◆ **Exercise**: In the listing below, how many lines contain the word "other"? Please respond with the number only.

BEGIN Dataset excerpts

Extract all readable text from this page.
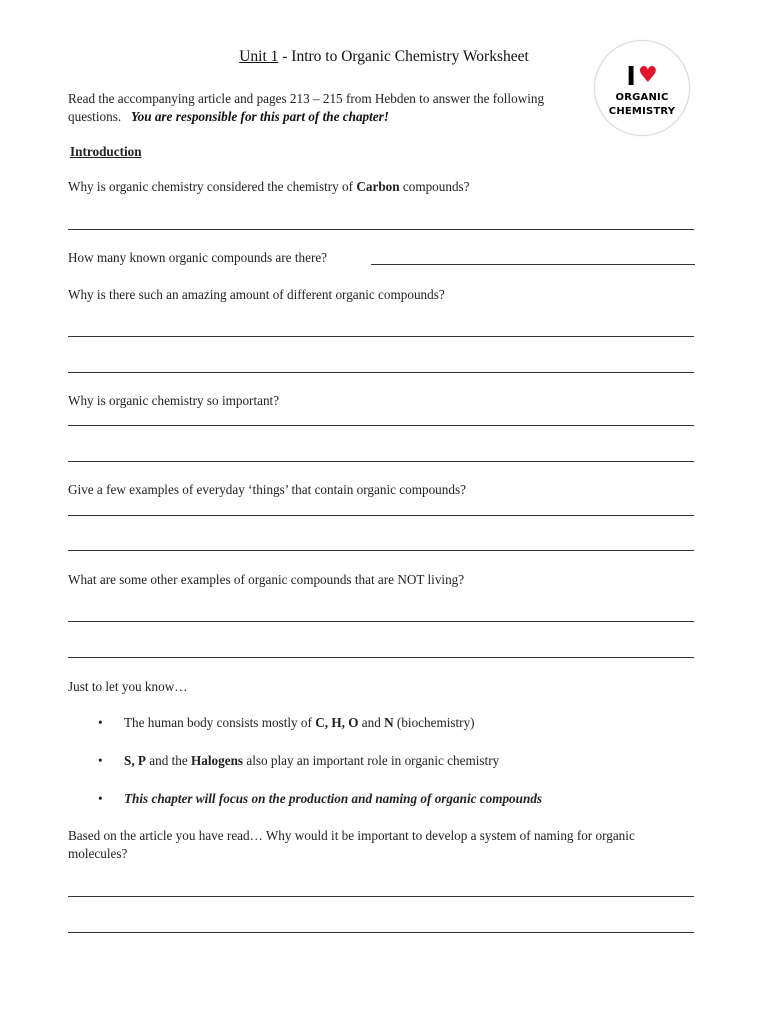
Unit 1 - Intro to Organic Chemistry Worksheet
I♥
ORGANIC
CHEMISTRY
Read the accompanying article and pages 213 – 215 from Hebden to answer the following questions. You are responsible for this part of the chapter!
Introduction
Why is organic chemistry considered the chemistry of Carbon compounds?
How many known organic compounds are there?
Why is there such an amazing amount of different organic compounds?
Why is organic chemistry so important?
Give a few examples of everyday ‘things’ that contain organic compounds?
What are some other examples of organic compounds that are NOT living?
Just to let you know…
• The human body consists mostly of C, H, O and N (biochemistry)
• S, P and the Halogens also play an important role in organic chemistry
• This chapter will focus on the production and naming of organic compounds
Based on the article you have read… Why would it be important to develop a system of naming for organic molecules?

END Dataset excerpts
BEGIN Dataset excerpts

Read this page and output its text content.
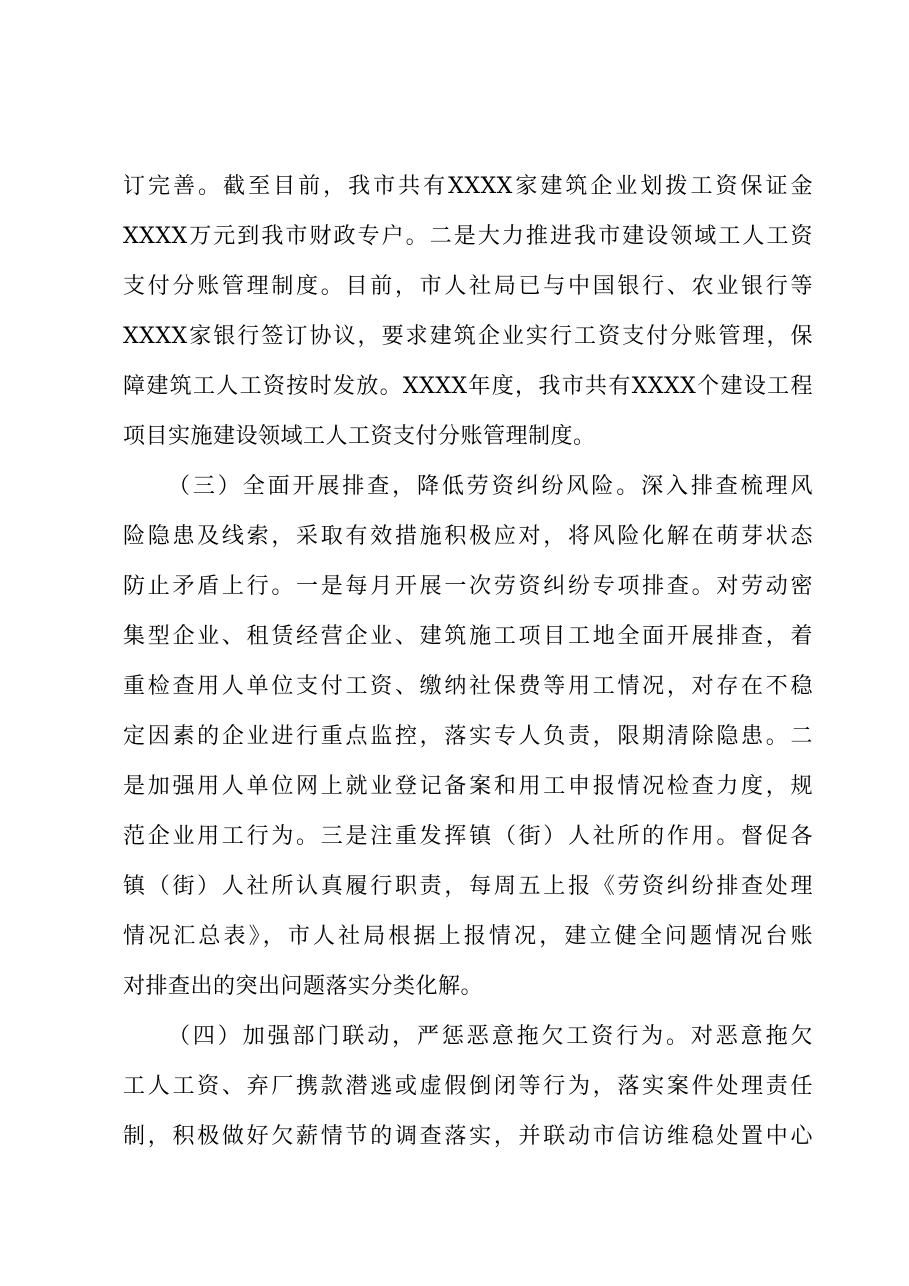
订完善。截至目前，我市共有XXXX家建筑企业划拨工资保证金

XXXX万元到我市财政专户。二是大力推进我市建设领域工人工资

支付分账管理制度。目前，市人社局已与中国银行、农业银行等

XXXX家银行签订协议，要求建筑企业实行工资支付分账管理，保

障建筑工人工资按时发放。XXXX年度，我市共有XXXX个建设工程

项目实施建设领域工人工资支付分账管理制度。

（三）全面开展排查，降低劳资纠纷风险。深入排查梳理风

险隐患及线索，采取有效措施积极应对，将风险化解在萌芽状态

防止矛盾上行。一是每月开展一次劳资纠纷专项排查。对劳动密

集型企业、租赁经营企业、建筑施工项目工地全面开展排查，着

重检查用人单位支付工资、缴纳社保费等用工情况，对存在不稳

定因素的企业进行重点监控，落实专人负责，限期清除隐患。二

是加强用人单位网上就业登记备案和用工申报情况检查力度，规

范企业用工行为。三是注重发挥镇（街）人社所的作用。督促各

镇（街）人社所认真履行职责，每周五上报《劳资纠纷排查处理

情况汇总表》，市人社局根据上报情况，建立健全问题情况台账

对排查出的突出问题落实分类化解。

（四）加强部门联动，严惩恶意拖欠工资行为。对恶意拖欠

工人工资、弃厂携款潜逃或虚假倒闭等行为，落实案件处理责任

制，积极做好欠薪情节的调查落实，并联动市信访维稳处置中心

END Dataset excerpts
BEGIN Dataset excerpts

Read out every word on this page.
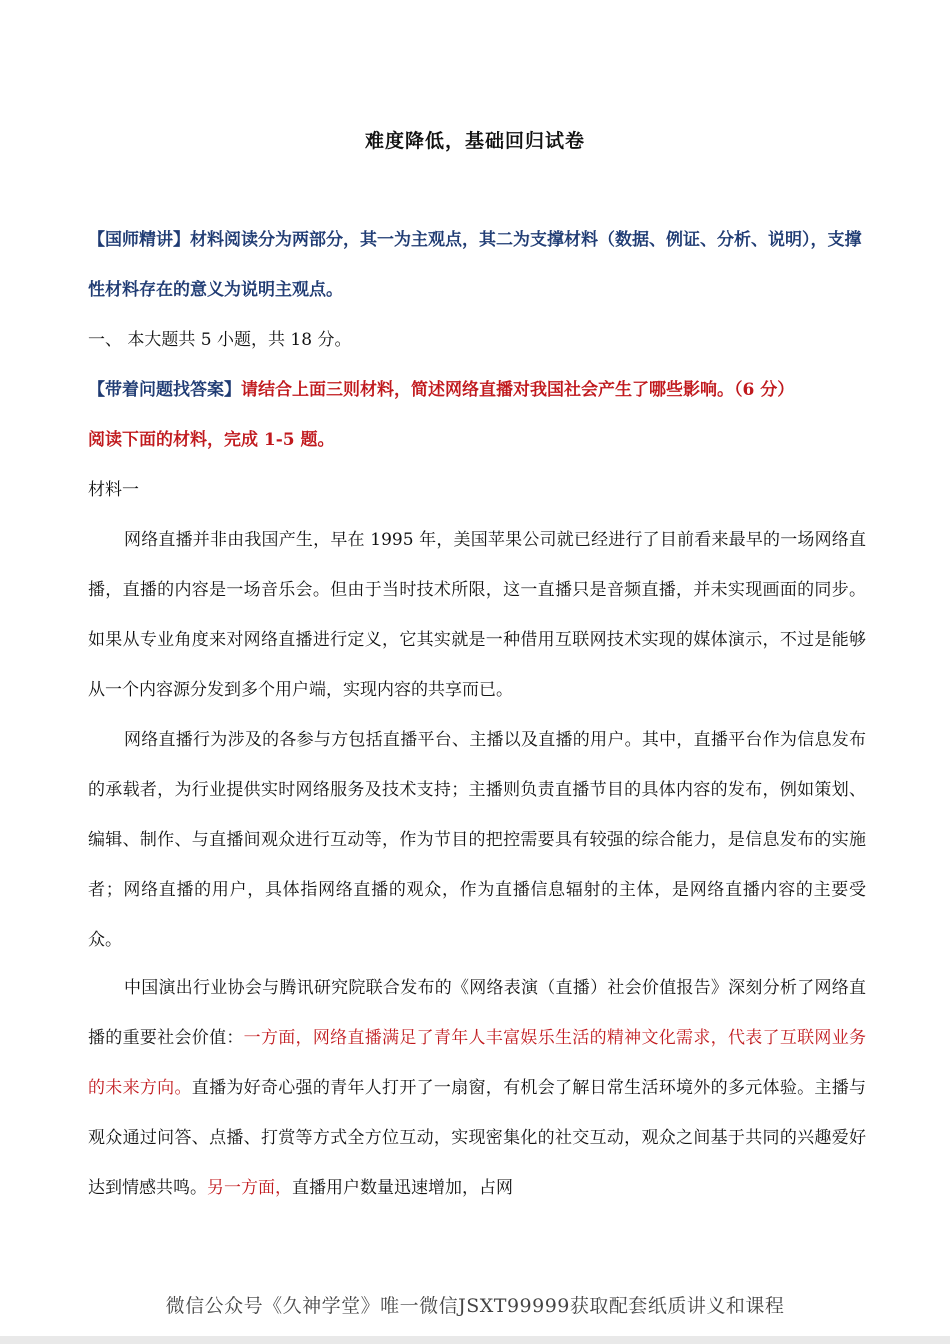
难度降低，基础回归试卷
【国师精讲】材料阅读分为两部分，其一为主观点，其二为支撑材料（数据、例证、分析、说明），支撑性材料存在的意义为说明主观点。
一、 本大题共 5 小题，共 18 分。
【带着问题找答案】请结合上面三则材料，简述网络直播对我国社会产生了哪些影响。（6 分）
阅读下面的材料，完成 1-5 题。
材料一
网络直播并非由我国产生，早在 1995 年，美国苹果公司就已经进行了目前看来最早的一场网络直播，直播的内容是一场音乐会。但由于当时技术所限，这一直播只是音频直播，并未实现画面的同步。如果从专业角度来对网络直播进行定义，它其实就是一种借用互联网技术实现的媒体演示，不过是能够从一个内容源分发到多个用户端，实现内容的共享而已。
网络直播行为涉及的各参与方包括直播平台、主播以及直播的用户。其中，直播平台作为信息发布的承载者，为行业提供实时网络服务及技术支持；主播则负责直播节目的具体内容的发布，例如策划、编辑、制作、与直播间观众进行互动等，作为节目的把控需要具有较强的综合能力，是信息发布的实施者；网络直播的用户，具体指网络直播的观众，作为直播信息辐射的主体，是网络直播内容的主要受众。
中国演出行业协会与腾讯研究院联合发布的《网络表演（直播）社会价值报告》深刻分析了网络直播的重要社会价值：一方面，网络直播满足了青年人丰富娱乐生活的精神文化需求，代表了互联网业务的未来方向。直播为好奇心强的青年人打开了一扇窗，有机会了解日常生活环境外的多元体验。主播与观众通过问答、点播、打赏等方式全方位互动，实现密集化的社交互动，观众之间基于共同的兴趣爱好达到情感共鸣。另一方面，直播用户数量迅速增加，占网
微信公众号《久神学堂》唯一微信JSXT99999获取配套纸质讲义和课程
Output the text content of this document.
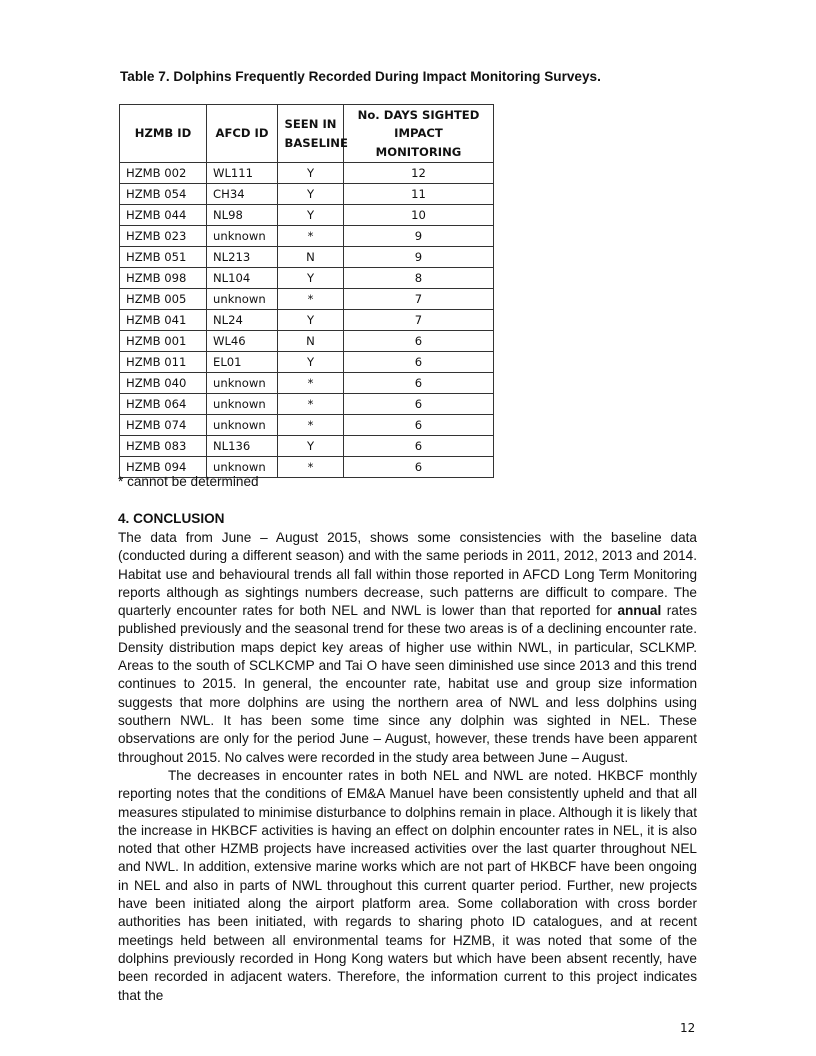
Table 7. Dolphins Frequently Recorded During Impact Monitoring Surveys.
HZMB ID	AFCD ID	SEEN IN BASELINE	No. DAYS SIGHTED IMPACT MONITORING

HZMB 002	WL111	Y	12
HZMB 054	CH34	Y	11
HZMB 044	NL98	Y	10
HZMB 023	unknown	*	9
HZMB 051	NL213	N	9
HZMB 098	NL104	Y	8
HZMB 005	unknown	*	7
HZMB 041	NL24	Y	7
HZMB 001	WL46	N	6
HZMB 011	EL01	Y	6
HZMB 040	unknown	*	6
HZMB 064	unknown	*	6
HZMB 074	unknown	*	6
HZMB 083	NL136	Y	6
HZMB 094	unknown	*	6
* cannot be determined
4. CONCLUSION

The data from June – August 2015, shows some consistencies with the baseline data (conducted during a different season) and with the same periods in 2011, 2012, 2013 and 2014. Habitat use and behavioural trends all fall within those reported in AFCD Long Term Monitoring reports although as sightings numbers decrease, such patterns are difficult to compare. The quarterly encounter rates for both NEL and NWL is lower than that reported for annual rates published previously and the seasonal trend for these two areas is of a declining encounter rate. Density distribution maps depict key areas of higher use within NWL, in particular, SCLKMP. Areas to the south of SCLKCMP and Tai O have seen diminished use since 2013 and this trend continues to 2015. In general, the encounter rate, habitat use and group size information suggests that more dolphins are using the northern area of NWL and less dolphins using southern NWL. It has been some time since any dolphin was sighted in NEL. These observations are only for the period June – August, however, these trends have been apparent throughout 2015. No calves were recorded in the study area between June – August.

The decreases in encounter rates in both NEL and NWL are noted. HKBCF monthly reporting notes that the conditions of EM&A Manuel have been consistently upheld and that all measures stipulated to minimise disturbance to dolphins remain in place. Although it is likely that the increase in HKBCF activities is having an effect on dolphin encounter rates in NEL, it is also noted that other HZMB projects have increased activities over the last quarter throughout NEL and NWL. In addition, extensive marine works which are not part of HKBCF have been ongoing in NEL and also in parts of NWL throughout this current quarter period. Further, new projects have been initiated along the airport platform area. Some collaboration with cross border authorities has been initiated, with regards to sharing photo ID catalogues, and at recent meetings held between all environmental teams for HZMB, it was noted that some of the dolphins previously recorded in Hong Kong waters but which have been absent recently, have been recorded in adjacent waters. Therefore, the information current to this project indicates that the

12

END Dataset excerpts

◆ **The answer**: 2